→ **PROBLEM STATEMENT**
Please count the lines in the items below that contain the word "Reliability" and reply with only that number.

→ **WORKING DATA**
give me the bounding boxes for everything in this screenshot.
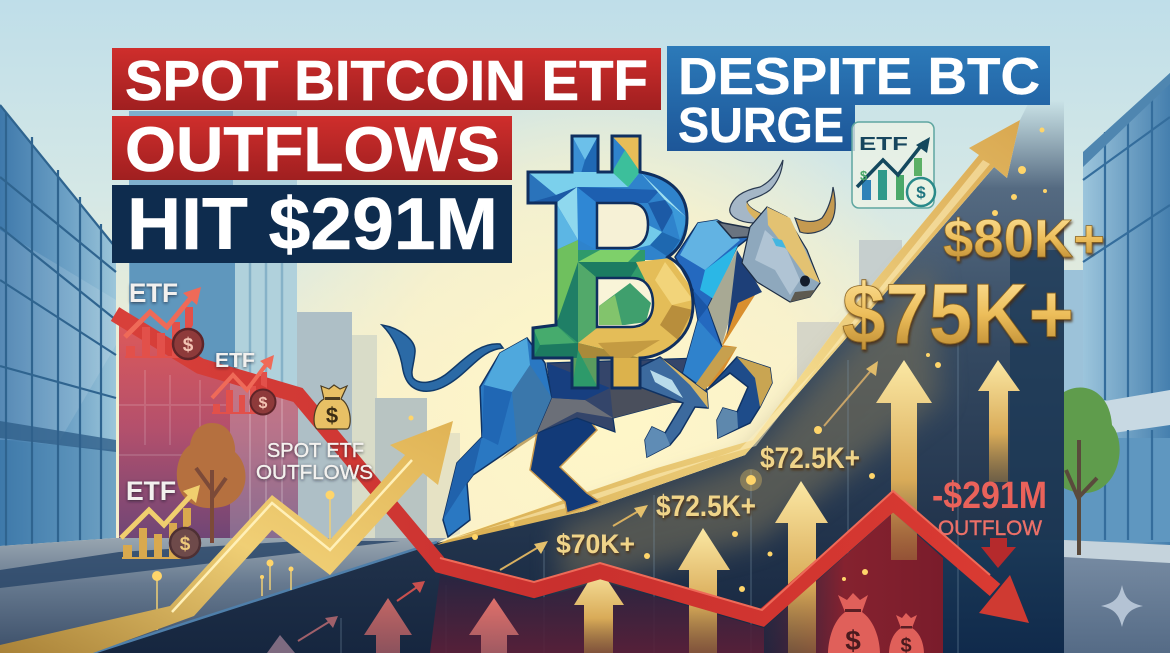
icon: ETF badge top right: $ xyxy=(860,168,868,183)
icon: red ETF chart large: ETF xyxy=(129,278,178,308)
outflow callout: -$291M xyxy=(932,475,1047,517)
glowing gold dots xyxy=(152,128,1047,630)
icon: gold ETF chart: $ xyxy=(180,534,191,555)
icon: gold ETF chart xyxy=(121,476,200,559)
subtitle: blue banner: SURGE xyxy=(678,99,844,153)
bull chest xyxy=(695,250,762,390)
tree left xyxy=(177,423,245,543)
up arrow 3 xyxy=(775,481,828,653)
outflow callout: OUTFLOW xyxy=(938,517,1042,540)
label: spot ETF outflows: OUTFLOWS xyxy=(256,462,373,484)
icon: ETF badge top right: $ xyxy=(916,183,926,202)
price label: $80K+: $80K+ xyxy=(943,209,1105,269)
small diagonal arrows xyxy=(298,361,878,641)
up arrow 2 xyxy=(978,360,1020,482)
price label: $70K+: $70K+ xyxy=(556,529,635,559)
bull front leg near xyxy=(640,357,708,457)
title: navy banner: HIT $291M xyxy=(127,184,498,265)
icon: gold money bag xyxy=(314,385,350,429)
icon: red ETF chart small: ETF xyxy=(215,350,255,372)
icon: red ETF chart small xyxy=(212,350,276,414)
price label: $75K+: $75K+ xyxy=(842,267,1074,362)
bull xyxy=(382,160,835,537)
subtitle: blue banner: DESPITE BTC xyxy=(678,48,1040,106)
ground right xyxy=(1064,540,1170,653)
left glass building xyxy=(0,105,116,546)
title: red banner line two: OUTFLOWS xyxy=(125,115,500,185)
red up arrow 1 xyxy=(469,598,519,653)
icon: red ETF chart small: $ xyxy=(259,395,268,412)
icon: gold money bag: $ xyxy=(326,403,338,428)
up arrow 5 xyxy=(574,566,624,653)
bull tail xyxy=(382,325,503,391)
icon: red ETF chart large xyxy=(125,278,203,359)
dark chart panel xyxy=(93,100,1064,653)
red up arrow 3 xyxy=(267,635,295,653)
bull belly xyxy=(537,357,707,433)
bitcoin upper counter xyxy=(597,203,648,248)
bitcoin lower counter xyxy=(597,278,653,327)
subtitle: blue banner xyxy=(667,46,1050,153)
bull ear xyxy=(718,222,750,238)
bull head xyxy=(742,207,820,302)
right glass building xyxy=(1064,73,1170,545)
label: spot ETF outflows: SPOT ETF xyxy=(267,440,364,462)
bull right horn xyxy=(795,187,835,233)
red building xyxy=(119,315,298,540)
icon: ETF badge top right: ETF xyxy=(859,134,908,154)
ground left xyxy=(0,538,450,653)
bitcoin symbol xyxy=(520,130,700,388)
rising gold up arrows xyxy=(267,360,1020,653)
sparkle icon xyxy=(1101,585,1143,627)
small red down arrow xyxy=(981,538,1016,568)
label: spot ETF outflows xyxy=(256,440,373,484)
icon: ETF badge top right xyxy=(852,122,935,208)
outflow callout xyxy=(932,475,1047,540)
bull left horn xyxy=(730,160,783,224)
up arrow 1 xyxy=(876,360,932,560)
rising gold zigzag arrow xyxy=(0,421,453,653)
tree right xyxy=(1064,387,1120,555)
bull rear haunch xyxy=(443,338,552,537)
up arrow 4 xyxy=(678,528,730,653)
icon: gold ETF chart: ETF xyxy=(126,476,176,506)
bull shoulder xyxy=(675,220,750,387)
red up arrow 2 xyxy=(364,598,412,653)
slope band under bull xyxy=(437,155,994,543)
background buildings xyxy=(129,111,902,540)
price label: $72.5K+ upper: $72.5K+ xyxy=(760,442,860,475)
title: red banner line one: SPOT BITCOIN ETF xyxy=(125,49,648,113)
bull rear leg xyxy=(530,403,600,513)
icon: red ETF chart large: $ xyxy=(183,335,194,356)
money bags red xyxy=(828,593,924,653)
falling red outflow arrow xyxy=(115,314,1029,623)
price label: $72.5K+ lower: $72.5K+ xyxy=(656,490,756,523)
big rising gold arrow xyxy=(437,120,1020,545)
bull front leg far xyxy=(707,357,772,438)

* * *

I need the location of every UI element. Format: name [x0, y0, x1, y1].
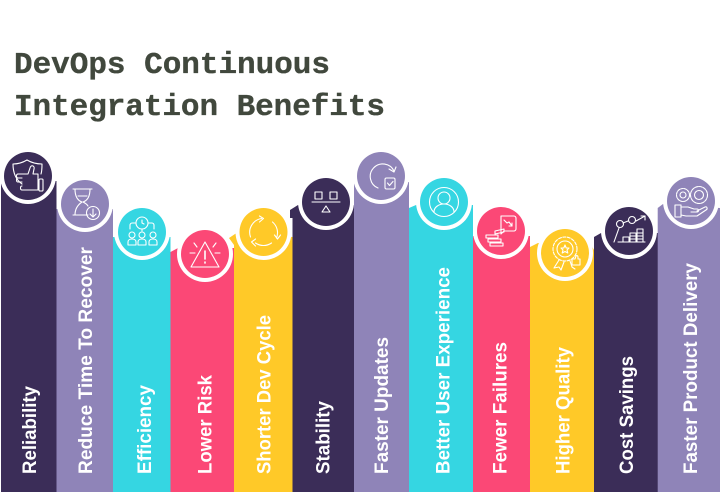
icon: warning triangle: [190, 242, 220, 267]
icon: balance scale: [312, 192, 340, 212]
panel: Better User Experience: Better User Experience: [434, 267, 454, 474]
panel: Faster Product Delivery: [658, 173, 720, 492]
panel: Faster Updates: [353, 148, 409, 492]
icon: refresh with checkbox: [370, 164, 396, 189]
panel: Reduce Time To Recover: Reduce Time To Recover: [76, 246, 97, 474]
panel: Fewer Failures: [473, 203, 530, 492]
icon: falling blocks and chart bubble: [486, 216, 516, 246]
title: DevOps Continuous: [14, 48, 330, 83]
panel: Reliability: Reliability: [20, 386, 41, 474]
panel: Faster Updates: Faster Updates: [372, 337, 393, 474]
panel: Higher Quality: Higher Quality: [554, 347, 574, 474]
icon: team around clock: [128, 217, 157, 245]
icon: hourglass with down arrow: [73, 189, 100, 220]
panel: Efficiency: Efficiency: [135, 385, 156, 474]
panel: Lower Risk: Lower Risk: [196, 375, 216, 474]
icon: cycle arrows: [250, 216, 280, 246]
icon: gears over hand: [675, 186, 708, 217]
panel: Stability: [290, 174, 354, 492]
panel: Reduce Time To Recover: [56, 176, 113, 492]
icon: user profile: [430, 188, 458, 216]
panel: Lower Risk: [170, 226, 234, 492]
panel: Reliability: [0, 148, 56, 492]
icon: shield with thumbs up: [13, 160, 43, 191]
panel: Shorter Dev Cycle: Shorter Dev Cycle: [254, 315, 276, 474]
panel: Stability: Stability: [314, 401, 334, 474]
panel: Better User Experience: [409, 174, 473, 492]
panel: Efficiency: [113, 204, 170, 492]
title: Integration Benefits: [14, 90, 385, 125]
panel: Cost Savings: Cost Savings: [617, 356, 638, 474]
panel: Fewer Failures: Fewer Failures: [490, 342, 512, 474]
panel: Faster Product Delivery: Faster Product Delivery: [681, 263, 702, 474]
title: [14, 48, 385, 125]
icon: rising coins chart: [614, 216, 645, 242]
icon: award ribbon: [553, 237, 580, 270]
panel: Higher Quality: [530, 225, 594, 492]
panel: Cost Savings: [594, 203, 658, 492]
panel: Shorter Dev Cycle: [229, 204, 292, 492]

→ **THE SOLUTION**
2